- Set exercise
State how many lines in the listing below include the word "their", and add nothing besides the number.

- Items

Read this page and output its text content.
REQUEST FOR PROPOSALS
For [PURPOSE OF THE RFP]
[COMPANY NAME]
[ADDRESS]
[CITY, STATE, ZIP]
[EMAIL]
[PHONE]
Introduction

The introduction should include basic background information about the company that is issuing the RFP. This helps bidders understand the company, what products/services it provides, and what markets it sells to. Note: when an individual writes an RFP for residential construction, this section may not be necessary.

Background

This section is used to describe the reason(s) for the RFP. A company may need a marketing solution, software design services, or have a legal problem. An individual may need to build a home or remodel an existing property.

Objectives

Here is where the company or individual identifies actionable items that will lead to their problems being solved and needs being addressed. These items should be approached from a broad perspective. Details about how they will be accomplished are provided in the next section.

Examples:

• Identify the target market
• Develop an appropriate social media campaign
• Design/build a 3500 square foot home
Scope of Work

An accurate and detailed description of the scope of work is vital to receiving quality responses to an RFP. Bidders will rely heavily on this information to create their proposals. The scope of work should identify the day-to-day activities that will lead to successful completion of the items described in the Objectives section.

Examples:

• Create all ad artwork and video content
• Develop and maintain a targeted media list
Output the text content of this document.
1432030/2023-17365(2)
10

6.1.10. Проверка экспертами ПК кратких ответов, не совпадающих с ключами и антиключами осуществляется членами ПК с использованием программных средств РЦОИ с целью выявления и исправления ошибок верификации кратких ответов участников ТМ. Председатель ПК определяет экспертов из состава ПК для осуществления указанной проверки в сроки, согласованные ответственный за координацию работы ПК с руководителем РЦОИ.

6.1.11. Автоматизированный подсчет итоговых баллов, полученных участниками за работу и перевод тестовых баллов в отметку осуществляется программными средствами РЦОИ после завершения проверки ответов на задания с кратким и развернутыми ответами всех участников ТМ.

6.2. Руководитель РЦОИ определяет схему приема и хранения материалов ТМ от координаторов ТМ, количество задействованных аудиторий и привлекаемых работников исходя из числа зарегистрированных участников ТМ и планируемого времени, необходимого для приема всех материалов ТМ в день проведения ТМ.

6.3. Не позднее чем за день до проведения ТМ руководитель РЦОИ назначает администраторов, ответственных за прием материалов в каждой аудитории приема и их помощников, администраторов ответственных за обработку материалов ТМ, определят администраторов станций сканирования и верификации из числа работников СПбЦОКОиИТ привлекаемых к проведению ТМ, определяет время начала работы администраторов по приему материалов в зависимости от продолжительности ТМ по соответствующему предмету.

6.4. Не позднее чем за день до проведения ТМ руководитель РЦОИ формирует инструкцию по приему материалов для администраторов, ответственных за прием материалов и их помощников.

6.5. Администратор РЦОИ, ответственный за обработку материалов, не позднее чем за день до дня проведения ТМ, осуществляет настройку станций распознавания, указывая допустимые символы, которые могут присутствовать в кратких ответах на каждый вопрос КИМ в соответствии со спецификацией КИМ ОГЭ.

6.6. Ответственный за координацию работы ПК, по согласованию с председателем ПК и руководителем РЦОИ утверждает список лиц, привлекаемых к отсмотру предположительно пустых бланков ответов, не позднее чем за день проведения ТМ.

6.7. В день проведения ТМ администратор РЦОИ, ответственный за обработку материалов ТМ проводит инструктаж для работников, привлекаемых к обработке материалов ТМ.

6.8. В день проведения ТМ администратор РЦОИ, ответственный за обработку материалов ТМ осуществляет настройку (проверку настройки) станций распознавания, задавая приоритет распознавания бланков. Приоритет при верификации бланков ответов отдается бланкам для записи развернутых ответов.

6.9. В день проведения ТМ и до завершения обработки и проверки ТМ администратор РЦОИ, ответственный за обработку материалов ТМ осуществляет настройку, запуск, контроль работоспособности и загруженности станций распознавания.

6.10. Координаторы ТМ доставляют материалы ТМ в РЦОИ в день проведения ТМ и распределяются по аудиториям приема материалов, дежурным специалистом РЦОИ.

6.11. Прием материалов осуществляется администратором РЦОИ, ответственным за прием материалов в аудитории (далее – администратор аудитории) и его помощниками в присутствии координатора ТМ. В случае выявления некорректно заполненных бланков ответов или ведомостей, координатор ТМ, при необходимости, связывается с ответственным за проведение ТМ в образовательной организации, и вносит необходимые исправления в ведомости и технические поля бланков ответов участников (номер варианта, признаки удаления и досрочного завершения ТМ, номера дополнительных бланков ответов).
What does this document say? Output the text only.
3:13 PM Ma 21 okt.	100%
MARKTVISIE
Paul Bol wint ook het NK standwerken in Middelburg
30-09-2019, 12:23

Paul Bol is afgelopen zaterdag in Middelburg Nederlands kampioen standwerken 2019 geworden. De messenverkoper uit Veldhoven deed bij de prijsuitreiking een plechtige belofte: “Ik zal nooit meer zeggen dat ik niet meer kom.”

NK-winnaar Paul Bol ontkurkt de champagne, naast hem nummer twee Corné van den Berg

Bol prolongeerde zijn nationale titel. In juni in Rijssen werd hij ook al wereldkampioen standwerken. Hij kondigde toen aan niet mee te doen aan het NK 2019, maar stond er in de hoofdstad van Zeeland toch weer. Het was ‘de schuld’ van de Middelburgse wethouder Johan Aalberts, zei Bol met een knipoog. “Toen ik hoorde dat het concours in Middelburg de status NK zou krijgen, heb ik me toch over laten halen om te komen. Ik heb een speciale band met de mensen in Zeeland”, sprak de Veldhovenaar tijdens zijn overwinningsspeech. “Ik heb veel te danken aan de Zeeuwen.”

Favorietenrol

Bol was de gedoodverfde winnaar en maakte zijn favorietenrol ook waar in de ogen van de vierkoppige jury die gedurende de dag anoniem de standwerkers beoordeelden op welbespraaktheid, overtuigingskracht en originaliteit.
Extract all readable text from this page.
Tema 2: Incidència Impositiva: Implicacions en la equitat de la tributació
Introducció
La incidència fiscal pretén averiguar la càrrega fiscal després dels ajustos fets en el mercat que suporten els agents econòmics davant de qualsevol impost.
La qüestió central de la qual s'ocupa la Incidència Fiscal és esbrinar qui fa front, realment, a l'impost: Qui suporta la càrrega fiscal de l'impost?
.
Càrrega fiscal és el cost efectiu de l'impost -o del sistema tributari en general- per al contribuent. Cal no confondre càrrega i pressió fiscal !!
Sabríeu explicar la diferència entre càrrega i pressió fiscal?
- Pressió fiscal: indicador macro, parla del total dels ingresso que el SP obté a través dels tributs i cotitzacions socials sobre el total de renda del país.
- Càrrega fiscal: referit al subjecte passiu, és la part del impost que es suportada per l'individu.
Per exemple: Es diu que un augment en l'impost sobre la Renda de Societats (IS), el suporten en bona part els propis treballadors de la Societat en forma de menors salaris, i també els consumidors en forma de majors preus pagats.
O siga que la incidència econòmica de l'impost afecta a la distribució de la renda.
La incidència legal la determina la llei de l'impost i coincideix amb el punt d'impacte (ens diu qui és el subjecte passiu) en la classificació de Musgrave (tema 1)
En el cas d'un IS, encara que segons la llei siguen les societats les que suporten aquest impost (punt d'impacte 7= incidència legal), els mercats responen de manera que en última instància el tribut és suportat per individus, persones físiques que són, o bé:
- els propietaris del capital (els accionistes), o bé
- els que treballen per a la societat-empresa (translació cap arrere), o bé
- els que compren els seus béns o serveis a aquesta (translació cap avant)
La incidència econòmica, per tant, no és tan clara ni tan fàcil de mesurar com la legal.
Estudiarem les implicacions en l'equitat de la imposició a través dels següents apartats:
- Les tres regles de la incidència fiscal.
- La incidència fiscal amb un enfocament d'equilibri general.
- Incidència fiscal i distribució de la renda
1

- Final answer
2